Task details:
Select every line below that contains the word "crossed" and reproduce each one in full.

Input rows:
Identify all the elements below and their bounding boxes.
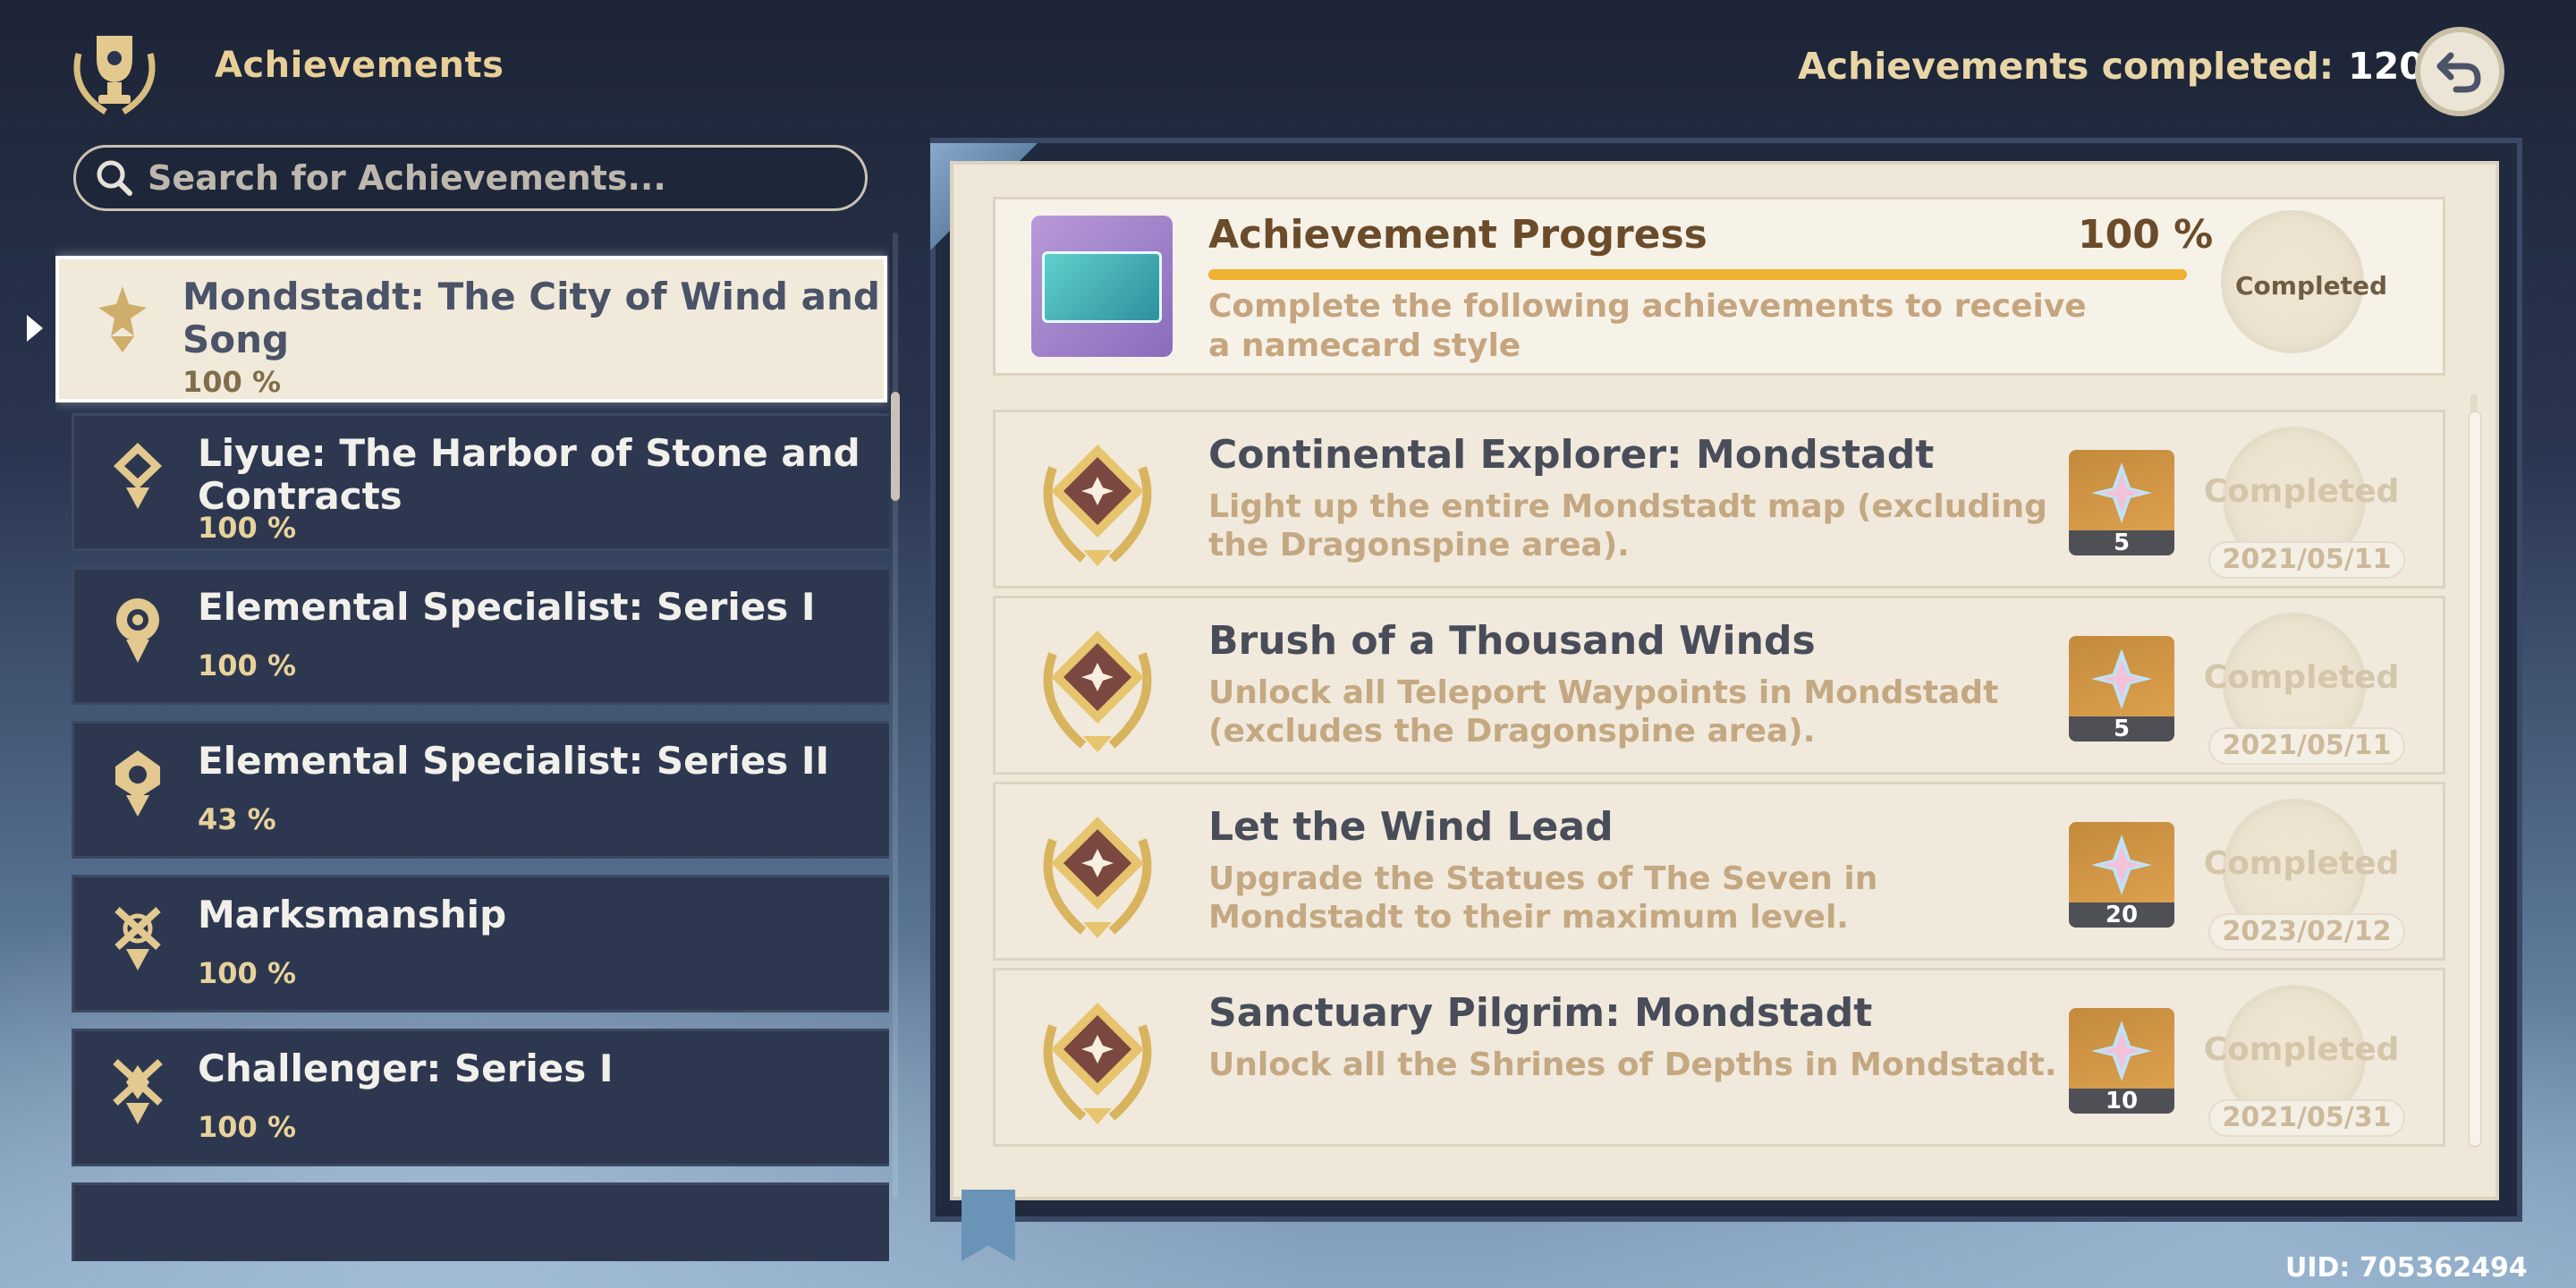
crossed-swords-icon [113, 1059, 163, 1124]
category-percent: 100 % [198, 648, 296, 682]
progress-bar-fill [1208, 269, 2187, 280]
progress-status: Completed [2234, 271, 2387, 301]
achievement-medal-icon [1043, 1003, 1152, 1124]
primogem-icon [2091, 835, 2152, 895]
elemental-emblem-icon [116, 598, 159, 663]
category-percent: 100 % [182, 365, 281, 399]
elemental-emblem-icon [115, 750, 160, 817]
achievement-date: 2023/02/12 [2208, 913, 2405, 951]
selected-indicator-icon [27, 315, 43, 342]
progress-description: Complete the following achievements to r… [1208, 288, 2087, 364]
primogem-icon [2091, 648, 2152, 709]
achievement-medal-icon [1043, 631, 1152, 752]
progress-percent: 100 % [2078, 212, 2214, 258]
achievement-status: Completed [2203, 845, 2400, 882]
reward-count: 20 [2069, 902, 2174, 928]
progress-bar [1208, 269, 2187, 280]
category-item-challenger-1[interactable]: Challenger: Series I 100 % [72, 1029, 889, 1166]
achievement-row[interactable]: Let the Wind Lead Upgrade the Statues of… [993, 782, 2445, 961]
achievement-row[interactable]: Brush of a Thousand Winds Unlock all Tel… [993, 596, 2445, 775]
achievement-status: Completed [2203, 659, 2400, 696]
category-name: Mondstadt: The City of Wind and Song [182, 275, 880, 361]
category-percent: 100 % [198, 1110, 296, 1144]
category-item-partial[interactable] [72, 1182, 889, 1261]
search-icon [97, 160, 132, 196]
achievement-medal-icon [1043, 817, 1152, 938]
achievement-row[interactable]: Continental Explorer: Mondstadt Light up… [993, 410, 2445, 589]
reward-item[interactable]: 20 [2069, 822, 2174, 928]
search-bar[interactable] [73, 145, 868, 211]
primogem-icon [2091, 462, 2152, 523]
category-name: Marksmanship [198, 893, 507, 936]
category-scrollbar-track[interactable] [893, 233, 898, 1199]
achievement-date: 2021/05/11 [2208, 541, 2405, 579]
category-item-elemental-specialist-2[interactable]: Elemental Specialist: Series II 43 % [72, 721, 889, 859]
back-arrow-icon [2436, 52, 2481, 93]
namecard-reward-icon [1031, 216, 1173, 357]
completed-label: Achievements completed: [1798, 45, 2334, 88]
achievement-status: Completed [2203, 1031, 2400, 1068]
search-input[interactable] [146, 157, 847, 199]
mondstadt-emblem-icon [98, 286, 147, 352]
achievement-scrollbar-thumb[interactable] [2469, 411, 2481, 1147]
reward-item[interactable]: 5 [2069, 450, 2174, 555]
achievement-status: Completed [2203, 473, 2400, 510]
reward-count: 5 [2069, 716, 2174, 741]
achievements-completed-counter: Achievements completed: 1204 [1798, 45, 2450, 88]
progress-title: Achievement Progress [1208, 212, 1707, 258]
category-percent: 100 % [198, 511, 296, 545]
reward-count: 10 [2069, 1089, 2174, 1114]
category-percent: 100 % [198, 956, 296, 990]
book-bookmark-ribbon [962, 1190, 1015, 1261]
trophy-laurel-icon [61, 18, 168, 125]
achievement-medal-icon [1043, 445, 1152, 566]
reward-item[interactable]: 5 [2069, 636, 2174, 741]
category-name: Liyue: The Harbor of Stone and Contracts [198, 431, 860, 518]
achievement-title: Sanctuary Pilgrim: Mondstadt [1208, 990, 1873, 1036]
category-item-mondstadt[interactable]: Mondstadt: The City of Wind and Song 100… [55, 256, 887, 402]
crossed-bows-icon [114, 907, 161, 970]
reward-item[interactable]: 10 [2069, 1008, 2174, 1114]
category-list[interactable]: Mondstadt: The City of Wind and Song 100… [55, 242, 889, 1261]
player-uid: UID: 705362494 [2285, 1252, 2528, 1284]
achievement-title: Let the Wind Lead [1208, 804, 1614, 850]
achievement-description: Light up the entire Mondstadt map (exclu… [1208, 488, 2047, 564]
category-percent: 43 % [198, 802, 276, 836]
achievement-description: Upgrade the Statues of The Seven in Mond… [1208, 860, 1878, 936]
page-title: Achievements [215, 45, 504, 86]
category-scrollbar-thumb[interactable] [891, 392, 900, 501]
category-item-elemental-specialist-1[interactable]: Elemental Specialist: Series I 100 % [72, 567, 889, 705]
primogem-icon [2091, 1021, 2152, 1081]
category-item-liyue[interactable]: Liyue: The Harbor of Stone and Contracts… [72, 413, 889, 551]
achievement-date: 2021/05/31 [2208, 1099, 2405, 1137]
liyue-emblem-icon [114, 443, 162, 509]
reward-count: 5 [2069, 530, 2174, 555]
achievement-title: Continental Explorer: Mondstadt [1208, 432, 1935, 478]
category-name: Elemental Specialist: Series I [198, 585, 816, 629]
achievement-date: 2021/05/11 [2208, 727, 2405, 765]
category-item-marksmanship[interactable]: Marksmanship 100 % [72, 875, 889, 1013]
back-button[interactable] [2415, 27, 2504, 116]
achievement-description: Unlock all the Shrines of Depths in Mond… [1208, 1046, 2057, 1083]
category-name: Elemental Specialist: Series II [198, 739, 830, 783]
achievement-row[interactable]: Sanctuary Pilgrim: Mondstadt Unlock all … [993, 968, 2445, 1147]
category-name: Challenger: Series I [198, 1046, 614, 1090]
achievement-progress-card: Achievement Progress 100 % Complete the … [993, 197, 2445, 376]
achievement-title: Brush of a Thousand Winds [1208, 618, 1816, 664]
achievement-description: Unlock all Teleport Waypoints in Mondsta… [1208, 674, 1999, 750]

Result of the task:
crossed-swords-icon [113, 1059, 163, 1124]
crossed-bows-icon [114, 907, 161, 970]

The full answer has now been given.